__Task goal__:
Write the material out again in full, exactly.

__Material to process__:
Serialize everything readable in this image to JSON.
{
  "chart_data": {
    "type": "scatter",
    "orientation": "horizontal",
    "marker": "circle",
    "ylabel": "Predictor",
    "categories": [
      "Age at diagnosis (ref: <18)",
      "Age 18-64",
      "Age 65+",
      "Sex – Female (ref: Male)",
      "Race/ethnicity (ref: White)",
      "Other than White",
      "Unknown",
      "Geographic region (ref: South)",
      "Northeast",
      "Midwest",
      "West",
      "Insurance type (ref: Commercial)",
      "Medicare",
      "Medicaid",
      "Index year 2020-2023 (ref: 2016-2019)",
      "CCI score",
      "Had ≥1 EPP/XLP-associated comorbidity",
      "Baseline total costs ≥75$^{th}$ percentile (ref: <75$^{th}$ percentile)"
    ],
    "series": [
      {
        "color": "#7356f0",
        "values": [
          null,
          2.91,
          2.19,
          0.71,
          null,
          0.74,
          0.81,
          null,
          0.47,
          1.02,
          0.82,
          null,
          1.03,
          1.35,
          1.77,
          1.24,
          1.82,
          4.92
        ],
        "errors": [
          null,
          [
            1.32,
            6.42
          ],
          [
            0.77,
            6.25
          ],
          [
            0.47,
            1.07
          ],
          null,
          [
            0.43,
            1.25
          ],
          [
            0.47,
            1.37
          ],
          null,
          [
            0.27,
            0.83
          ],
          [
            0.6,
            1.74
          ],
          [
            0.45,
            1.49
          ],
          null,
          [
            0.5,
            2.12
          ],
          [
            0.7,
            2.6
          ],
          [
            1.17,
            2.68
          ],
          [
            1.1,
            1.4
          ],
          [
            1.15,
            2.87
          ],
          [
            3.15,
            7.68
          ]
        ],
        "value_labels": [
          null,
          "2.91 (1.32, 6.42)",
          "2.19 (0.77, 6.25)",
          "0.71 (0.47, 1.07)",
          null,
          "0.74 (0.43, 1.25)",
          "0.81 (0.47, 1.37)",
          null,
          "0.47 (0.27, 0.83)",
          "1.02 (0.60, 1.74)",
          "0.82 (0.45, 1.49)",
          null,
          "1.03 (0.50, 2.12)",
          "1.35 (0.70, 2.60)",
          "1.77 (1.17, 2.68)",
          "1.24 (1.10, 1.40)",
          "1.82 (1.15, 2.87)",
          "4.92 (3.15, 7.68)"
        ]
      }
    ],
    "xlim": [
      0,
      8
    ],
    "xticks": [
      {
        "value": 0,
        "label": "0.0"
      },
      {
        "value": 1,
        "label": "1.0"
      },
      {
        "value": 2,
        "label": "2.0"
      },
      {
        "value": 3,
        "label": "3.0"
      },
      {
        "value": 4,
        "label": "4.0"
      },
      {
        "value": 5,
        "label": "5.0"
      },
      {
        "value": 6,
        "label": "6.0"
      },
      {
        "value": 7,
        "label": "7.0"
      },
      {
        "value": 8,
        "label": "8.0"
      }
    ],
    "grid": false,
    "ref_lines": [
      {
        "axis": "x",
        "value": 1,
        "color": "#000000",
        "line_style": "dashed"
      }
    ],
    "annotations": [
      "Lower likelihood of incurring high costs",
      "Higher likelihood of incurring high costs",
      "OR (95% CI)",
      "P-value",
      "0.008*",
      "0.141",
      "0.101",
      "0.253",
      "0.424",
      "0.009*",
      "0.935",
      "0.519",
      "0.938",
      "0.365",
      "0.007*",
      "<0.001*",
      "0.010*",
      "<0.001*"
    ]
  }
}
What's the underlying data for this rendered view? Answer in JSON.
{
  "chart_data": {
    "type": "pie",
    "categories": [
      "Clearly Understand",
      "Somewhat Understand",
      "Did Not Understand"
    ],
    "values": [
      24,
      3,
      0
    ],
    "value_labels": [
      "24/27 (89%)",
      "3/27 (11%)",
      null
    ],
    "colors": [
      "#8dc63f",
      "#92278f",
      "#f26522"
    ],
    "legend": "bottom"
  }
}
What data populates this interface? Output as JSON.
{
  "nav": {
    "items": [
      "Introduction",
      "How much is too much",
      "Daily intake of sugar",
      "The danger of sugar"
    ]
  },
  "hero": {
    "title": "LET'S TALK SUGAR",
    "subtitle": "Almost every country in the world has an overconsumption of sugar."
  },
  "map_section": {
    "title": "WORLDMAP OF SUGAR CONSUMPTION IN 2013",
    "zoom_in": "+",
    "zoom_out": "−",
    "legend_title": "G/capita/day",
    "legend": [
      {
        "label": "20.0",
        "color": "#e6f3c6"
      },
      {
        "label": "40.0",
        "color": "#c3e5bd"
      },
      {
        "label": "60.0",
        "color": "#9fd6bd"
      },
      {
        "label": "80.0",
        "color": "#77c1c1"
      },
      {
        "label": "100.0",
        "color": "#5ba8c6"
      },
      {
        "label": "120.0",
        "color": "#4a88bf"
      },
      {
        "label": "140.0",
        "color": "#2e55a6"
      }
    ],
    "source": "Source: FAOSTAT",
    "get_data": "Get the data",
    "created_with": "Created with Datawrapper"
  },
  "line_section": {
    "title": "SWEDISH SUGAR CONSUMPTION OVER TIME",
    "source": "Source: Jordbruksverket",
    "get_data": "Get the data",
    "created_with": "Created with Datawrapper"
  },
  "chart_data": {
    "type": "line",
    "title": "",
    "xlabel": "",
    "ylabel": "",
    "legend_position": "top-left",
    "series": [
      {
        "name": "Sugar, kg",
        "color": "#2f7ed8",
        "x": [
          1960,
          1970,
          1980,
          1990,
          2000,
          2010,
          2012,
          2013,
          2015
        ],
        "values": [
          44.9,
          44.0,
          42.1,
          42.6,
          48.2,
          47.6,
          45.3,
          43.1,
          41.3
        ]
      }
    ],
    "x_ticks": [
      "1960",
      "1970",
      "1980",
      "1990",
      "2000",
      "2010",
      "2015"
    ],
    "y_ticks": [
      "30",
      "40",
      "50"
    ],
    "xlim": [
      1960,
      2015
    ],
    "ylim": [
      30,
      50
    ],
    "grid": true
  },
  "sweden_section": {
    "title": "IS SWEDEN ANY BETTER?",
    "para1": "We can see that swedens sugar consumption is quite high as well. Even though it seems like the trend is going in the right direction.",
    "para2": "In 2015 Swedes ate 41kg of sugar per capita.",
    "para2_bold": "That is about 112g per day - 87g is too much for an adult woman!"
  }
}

__Worked answer__:
Serialize everything readable in this image to JSON.
{
  "chart_data": {
    "type": "scatter",
    "orientation": "horizontal",
    "marker": "circle",
    "ylabel": "Predictor",
    "categories": [
      "Age at diagnosis (ref: <18)",
      "Age 18-64",
      "Age 65+",
      "Sex – Female (ref: Male)",
      "Race/ethnicity (ref: White)",
      "Other than White",
      "Unknown",
      "Geographic region (ref: South)",
      "Northeast",
      "Midwest",
      "West",
      "Insurance type (ref: Commercial)",
      "Medicare",
      "Medicaid",
      "Index year 2020-2023 (ref: 2016-2019)",
      "CCI score",
      "Had ≥1 EPP/XLP-associated comorbidity",
      "Baseline total costs ≥75$^{th}$ percentile (ref: <75$^{th}$ percentile)"
    ],
    "series": [
      {
        "color": "#7356f0",
        "values": [
          null,
          2.91,
          2.19,
          0.71,
          null,
          0.74,
          0.81,
          null,
          0.47,
          1.02,
          0.82,
          null,
          1.03,
          1.35,
          1.77,
          1.24,
          1.82,
          4.92
        ],
        "errors": [
          null,
          [
            1.32,
            6.42
          ],
          [
            0.77,
            6.25
          ],
          [
            0.47,
            1.07
          ],
          null,
          [
            0.43,
            1.25
          ],
          [
            0.47,
            1.37
          ],
          null,
          [
            0.27,
            0.83
          ],
          [
            0.6,
            1.74
          ],
          [
            0.45,
            1.49
          ],
          null,
          [
            0.5,
            2.12
          ],
          [
            0.7,
            2.6
          ],
          [
            1.17,
            2.68
          ],
          [
            1.1,
            1.4
          ],
          [
            1.15,
            2.87
          ],
          [
            3.15,
            7.68
          ]
        ],
        "value_labels": [
          null,
          "2.91 (1.32, 6.42)",
          "2.19 (0.77, 6.25)",
          "0.71 (0.47, 1.07)",
          null,
          "0.74 (0.43, 1.25)",
          "0.81 (0.47, 1.37)",
          null,
          "0.47 (0.27, 0.83)",
          "1.02 (0.60, 1.74)",
          "0.82 (0.45, 1.49)",
          null,
          "1.03 (0.50, 2.12)",
          "1.35 (0.70, 2.60)",
          "1.77 (1.17, 2.68)",
          "1.24 (1.10, 1.40)",
          "1.82 (1.15, 2.87)",
          "4.92 (3.15, 7.68)"
        ]
      }
    ],
    "xlim": [
      0,
      8
    ],
    "xticks": [
      {
        "value": 0,
        "label": "0.0"
      },
      {
        "value": 1,
        "label": "1.0"
      },
      {
        "value": 2,
        "label": "2.0"
      },
      {
        "value": 3,
        "label": "3.0"
      },
      {
        "value": 4,
        "label": "4.0"
      },
      {
        "value": 5,
        "label": "5.0"
      },
      {
        "value": 6,
        "label": "6.0"
      },
      {
        "value": 7,
        "label": "7.0"
      },
      {
        "value": 8,
        "label": "8.0"
      }
    ],
    "grid": false,
    "ref_lines": [
      {
        "axis": "x",
        "value": 1,
        "color": "#000000",
        "line_style": "dashed"
      }
    ],
    "annotations": [
      "Lower likelihood of incurring high costs",
      "Higher likelihood of incurring high costs",
      "OR (95% CI)",
      "P-value",
      "0.008*",
      "0.141",
      "0.101",
      "0.253",
      "0.424",
      "0.009*",
      "0.935",
      "0.519",
      "0.938",
      "0.365",
      "0.007*",
      "<0.001*",
      "0.010*",
      "<0.001*"
    ]
  }
}
What's the underlying data for this rendered view? Answer in JSON.
{
  "chart_data": {
    "type": "pie",
    "categories": [
      "Clearly Understand",
      "Somewhat Understand",
      "Did Not Understand"
    ],
    "values": [
      24,
      3,
      0
    ],
    "value_labels": [
      "24/27 (89%)",
      "3/27 (11%)",
      null
    ],
    "colors": [
      "#8dc63f",
      "#92278f",
      "#f26522"
    ],
    "legend": "bottom"
  }
}
What data populates this interface? Output as JSON.
{
  "nav": {
    "items": [
      "Introduction",
      "How much is too much",
      "Daily intake of sugar",
      "The danger of sugar"
    ]
  },
  "hero": {
    "title": "LET'S TALK SUGAR",
    "subtitle": "Almost every country in the world has an overconsumption of sugar."
  },
  "map_section": {
    "title": "WORLDMAP OF SUGAR CONSUMPTION IN 2013",
    "zoom_in": "+",
    "zoom_out": "−",
    "legend_title": "G/capita/day",
    "legend": [
      {
        "label": "20.0",
        "color": "#e6f3c6"
      },
      {
        "label": "40.0",
        "color": "#c3e5bd"
      },
      {
        "label": "60.0",
        "color": "#9fd6bd"
      },
      {
        "label": "80.0",
        "color": "#77c1c1"
      },
      {
        "label": "100.0",
        "color": "#5ba8c6"
      },
      {
        "label": "120.0",
        "color": "#4a88bf"
      },
      {
        "label": "140.0",
        "color": "#2e55a6"
      }
    ],
    "source": "Source: FAOSTAT",
    "get_data": "Get the data",
    "created_with": "Created with Datawrapper"
  },
  "line_section": {
    "title": "SWEDISH SUGAR CONSUMPTION OVER TIME",
    "source": "Source: Jordbruksverket",
    "get_data": "Get the data",
    "created_with": "Created with Datawrapper"
  },
  "chart_data": {
    "type": "line",
    "title": "",
    "xlabel": "",
    "ylabel": "",
    "legend_position": "top-left",
    "series": [
      {
        "name": "Sugar, kg",
        "color": "#2f7ed8",
        "x": [
          1960,
          1970,
          1980,
          1990,
          2000,
          2010,
          2012,
          2013,
          2015
        ],
        "values": [
          44.9,
          44.0,
          42.1,
          42.6,
          48.2,
          47.6,
          45.3,
          43.1,
          41.3
        ]
      }
    ],
    "x_ticks": [
      "1960",
      "1970",
      "1980",
      "1990",
      "2000",
      "2010",
      "2015"
    ],
    "y_ticks": [
      "30",
      "40",
      "50"
    ],
    "xlim": [
      1960,
      2015
    ],
    "ylim": [
      30,
      50
    ],
    "grid": true
  },
  "sweden_section": {
    "title": "IS SWEDEN ANY BETTER?",
    "para1": "We can see that swedens sugar consumption is quite high as well. Even though it seems like the trend is going in the right direction.",
    "para2": "In 2015 Swedes ate 41kg of sugar per capita.",
    "para2_bold": "That is about 112g per day - 87g is too much for an adult woman!"
  }
}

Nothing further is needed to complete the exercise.